---------- RAW DATA

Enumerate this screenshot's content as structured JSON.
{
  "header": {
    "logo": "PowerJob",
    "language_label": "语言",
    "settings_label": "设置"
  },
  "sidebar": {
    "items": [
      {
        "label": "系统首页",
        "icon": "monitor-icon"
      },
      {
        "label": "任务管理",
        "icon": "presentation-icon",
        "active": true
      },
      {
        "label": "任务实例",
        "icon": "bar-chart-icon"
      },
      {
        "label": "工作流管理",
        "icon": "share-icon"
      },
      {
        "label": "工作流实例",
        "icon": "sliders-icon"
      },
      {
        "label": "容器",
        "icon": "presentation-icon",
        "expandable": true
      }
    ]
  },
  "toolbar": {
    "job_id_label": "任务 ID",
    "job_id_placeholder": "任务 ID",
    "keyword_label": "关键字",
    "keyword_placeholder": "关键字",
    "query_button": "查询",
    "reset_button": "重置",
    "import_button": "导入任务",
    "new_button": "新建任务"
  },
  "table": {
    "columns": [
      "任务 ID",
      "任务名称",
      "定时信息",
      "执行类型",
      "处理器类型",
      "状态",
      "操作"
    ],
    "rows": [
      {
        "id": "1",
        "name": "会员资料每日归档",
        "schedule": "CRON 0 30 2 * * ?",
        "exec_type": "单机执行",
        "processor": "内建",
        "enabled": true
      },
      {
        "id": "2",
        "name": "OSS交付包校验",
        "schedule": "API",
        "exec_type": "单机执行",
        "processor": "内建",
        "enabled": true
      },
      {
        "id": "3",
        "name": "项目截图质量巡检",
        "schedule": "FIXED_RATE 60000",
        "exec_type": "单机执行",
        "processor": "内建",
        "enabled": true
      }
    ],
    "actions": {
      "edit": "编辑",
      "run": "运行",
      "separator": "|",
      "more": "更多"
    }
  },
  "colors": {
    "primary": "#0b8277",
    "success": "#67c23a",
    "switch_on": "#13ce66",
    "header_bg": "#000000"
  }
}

--------------------

**SET PROBLEM:** Transcribe every entry exactly, omitting nothing.

**THE COMPLETED TASK:**
Enumerate this screenshot's content as structured JSON.
{
  "header": {
    "logo": "PowerJob",
    "language_label": "语言",
    "settings_label": "设置"
  },
  "sidebar": {
    "items": [
      {
        "label": "系统首页",
        "icon": "monitor-icon"
      },
      {
        "label": "任务管理",
        "icon": "presentation-icon",
        "active": true
      },
      {
        "label": "任务实例",
        "icon": "bar-chart-icon"
      },
      {
        "label": "工作流管理",
        "icon": "share-icon"
      },
      {
        "label": "工作流实例",
        "icon": "sliders-icon"
      },
      {
        "label": "容器",
        "icon": "presentation-icon",
        "expandable": true
      }
    ]
  },
  "toolbar": {
    "job_id_label": "任务 ID",
    "job_id_placeholder": "任务 ID",
    "keyword_label": "关键字",
    "keyword_placeholder": "关键字",
    "query_button": "查询",
    "reset_button": "重置",
    "import_button": "导入任务",
    "new_button": "新建任务"
  },
  "table": {
    "columns": [
      "任务 ID",
      "任务名称",
      "定时信息",
      "执行类型",
      "处理器类型",
      "状态",
      "操作"
    ],
    "rows": [
      {
        "id": "1",
        "name": "会员资料每日归档",
        "schedule": "CRON 0 30 2 * * ?",
        "exec_type": "单机执行",
        "processor": "内建",
        "enabled": true
      },
      {
        "id": "2",
        "name": "OSS交付包校验",
        "schedule": "API",
        "exec_type": "单机执行",
        "processor": "内建",
        "enabled": true
      },
      {
        "id": "3",
        "name": "项目截图质量巡检",
        "schedule": "FIXED_RATE 60000",
        "exec_type": "单机执行",
        "processor": "内建",
        "enabled": true
      }
    ],
    "actions": {
      "edit": "编辑",
      "run": "运行",
      "separator": "|",
      "more": "更多"
    }
  },
  "colors": {
    "primary": "#0b8277",
    "success": "#67c23a",
    "switch_on": "#13ce66",
    "header_bg": "#000000"
  }
}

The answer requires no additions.